Transcribe the entries exactly; images are not part of the copy.

============

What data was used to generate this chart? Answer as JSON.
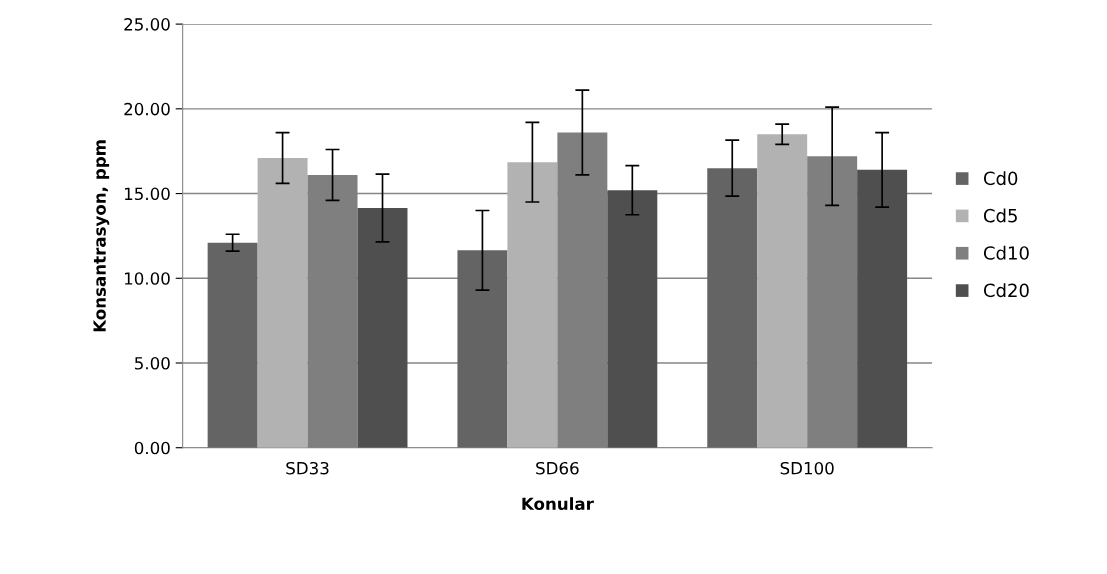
{
  "chart_data": {
    "type": "bar",
    "xlabel": "Konular",
    "ylabel": "Konsantrasyon, ppm",
    "categories": [
      "SD33",
      "SD66",
      "SD100"
    ],
    "series": [
      {
        "name": "Cd0",
        "color": "#646464",
        "values": [
          12.1,
          11.65,
          16.5
        ],
        "errors": [
          0.5,
          2.35,
          1.65
        ]
      },
      {
        "name": "Cd5",
        "color": "#b2b2b2",
        "values": [
          17.1,
          16.85,
          18.5
        ],
        "errors": [
          1.5,
          2.35,
          0.6
        ]
      },
      {
        "name": "Cd10",
        "color": "#7f7f7f",
        "values": [
          16.1,
          18.6,
          17.2
        ],
        "errors": [
          1.5,
          2.5,
          2.9
        ]
      },
      {
        "name": "Cd20",
        "color": "#4f4f4f",
        "values": [
          14.15,
          15.2,
          16.4
        ],
        "errors": [
          2.0,
          1.45,
          2.2
        ]
      }
    ],
    "ylim": [
      0,
      25
    ],
    "yticks": [
      {
        "value": 0,
        "label": "0.00"
      },
      {
        "value": 5,
        "label": "5.00"
      },
      {
        "value": 10,
        "label": "10.00"
      },
      {
        "value": 15,
        "label": "15.00"
      },
      {
        "value": 20,
        "label": "20.00"
      },
      {
        "value": 25,
        "label": "25.00"
      }
    ],
    "grid": "y",
    "legend": "right"
  }
}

============

◆ **Solution to this exercise**
What data was used to generate this chart? Answer as JSON.
{
  "chart_data": {
    "type": "bar",
    "xlabel": "Konular",
    "ylabel": "Konsantrasyon, ppm",
    "categories": [
      "SD33",
      "SD66",
      "SD100"
    ],
    "series": [
      {
        "name": "Cd0",
        "color": "#646464",
        "values": [
          12.1,
          11.65,
          16.5
        ],
        "errors": [
          0.5,
          2.35,
          1.65
        ]
      },
      {
        "name": "Cd5",
        "color": "#b2b2b2",
        "values": [
          17.1,
          16.85,
          18.5
        ],
        "errors": [
          1.5,
          2.35,
          0.6
        ]
      },
      {
        "name": "Cd10",
        "color": "#7f7f7f",
        "values": [
          16.1,
          18.6,
          17.2
        ],
        "errors": [
          1.5,
          2.5,
          2.9
        ]
      },
      {
        "name": "Cd20",
        "color": "#4f4f4f",
        "values": [
          14.15,
          15.2,
          16.4
        ],
        "errors": [
          2.0,
          1.45,
          2.2
        ]
      }
    ],
    "ylim": [
      0,
      25
    ],
    "yticks": [
      {
        "value": 0,
        "label": "0.00"
      },
      {
        "value": 5,
        "label": "5.00"
      },
      {
        "value": 10,
        "label": "10.00"
      },
      {
        "value": 15,
        "label": "15.00"
      },
      {
        "value": 20,
        "label": "20.00"
      },
      {
        "value": 25,
        "label": "25.00"
      }
    ],
    "grid": "y",
    "legend": "right"
  }
}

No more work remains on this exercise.